Repeat the data below exactly, dropping any pictures it holds.

══ EXERCISE MATERIALS

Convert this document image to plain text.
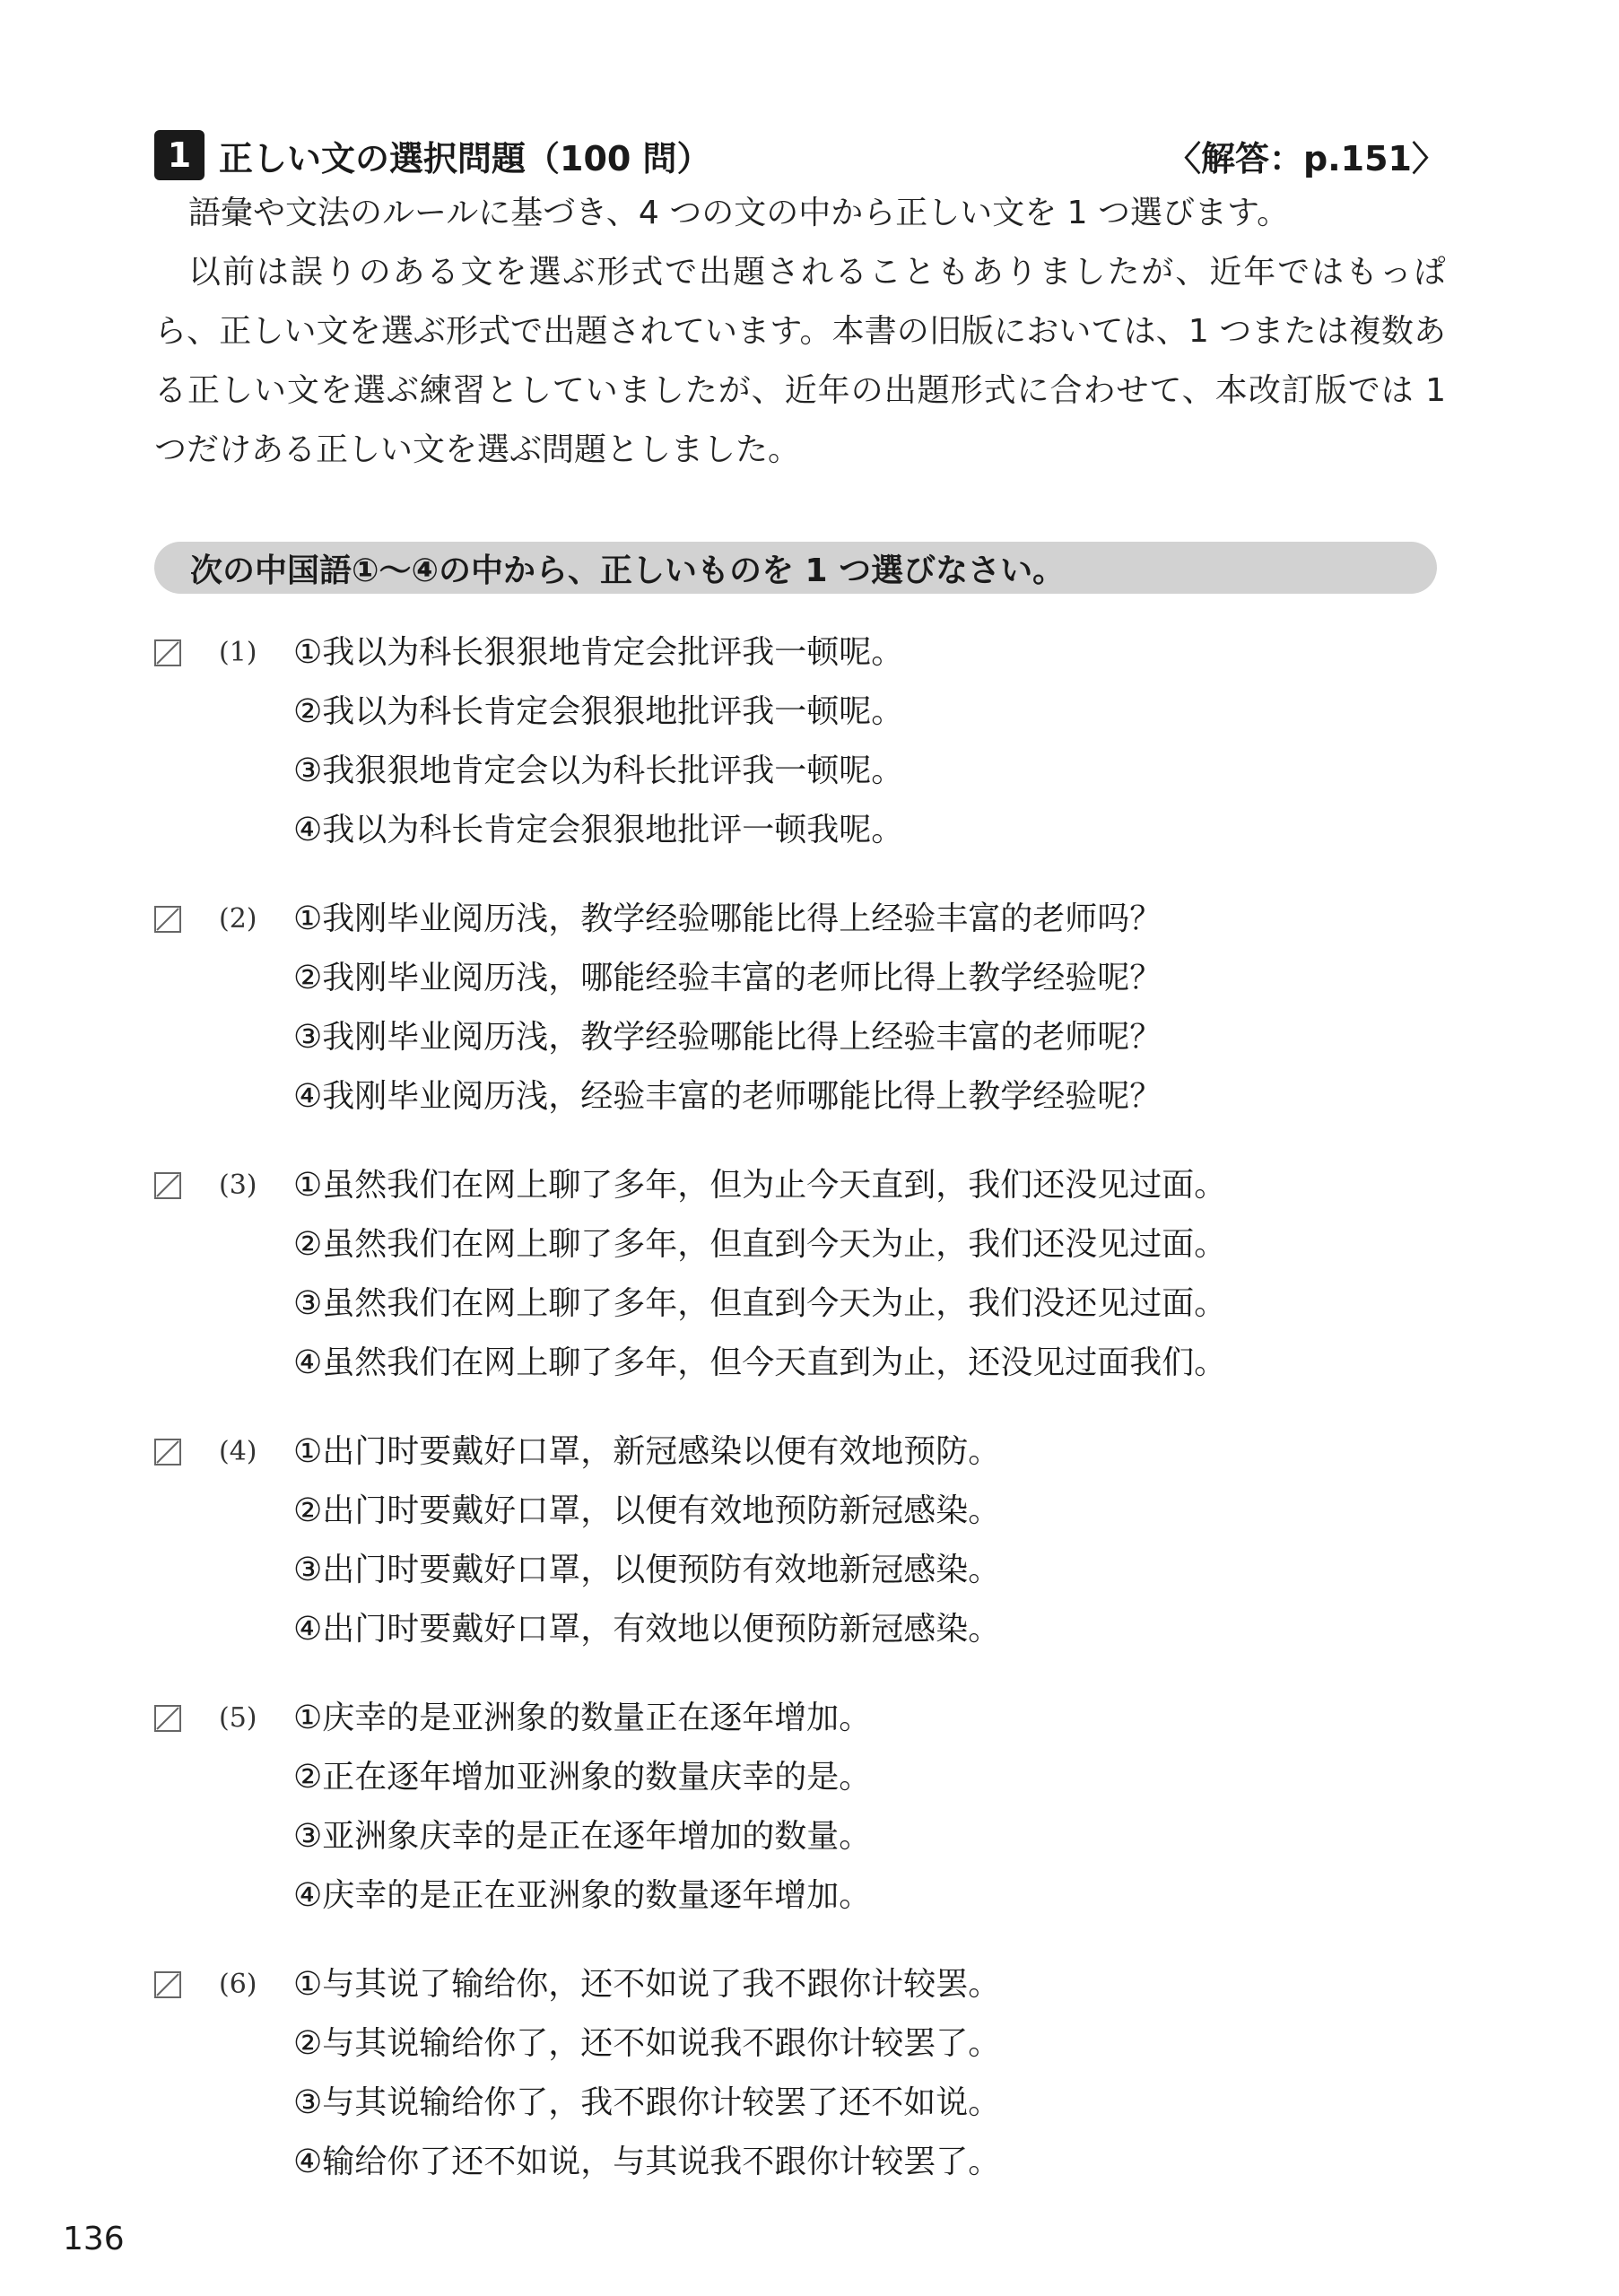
1 正しい文の選択問題（100 問）	〈解答：p.151〉

語彙や文法のルールに基づき、4 つの文の中から正しい文を 1 つ選びます。

以前は誤りのある文を選ぶ形式で出題されることもありましたが、近年ではもっぱら、正しい文を選ぶ形式で出題されています。本書の旧版においては、1 つまたは複数ある正しい文を選ぶ練習としていましたが、近年の出題形式に合わせて、本改訂版では 1 つだけある正しい文を選ぶ問題としました。

次の中国語①～④の中から、正しいものを 1 つ選びなさい。
(1) ①我以为科长狠狠地肯定会批评我一顿呢。
②我以为科长肯定会狠狠地批评我一顿呢。
③我狠狠地肯定会以为科长批评我一顿呢。
④我以为科长肯定会狠狠地批评一顿我呢。
(2) ①我刚毕业阅历浅，教学经验哪能比得上经验丰富的老师吗？
②我刚毕业阅历浅，哪能经验丰富的老师比得上教学经验呢？
③我刚毕业阅历浅，教学经验哪能比得上经验丰富的老师呢？
④我刚毕业阅历浅，经验丰富的老师哪能比得上教学经验呢？
(3) ①虽然我们在网上聊了多年，但为止今天直到，我们还没见过面。
②虽然我们在网上聊了多年，但直到今天为止，我们还没见过面。
③虽然我们在网上聊了多年，但直到今天为止，我们没还见过面。
④虽然我们在网上聊了多年，但今天直到为止，还没见过面我们。
(4) ①出门时要戴好口罩，新冠感染以便有效地预防。
②出门时要戴好口罩，以便有效地预防新冠感染。
③出门时要戴好口罩，以便预防有效地新冠感染。
④出门时要戴好口罩，有效地以便预防新冠感染。
(5) ①庆幸的是亚洲象的数量正在逐年增加。
②正在逐年增加亚洲象的数量庆幸的是。
③亚洲象庆幸的是正在逐年增加的数量。
④庆幸的是正在亚洲象的数量逐年增加。
(6) ①与其说了输给你，还不如说了我不跟你计较罢。
②与其说输给你了，还不如说我不跟你计较罢了。
③与其说输给你了，我不跟你计较罢了还不如说。
④输给你了还不如说，与其说我不跟你计较罢了。
136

════

_ANSWER TO THE TASK_:
Convert this document image to plain text.
1 正しい文の選択問題（100 問）	〈解答：p.151〉

語彙や文法のルールに基づき、4 つの文の中から正しい文を 1 つ選びます。

以前は誤りのある文を選ぶ形式で出題されることもありましたが、近年ではもっぱら、正しい文を選ぶ形式で出題されています。本書の旧版においては、1 つまたは複数ある正しい文を選ぶ練習としていましたが、近年の出題形式に合わせて、本改訂版では 1 つだけある正しい文を選ぶ問題としました。

次の中国語①～④の中から、正しいものを 1 つ選びなさい。
(1) ①我以为科长狠狠地肯定会批评我一顿呢。
②我以为科长肯定会狠狠地批评我一顿呢。
③我狠狠地肯定会以为科长批评我一顿呢。
④我以为科长肯定会狠狠地批评一顿我呢。
(2) ①我刚毕业阅历浅，教学经验哪能比得上经验丰富的老师吗？
②我刚毕业阅历浅，哪能经验丰富的老师比得上教学经验呢？
③我刚毕业阅历浅，教学经验哪能比得上经验丰富的老师呢？
④我刚毕业阅历浅，经验丰富的老师哪能比得上教学经验呢？
(3) ①虽然我们在网上聊了多年，但为止今天直到，我们还没见过面。
②虽然我们在网上聊了多年，但直到今天为止，我们还没见过面。
③虽然我们在网上聊了多年，但直到今天为止，我们没还见过面。
④虽然我们在网上聊了多年，但今天直到为止，还没见过面我们。
(4) ①出门时要戴好口罩，新冠感染以便有效地预防。
②出门时要戴好口罩，以便有效地预防新冠感染。
③出门时要戴好口罩，以便预防有效地新冠感染。
④出门时要戴好口罩，有效地以便预防新冠感染。
(5) ①庆幸的是亚洲象的数量正在逐年增加。
②正在逐年增加亚洲象的数量庆幸的是。
③亚洲象庆幸的是正在逐年增加的数量。
④庆幸的是正在亚洲象的数量逐年增加。
(6) ①与其说了输给你，还不如说了我不跟你计较罢。
②与其说输给你了，还不如说我不跟你计较罢了。
③与其说输给你了，我不跟你计较罢了还不如说。
④输给你了还不如说，与其说我不跟你计较罢了。
136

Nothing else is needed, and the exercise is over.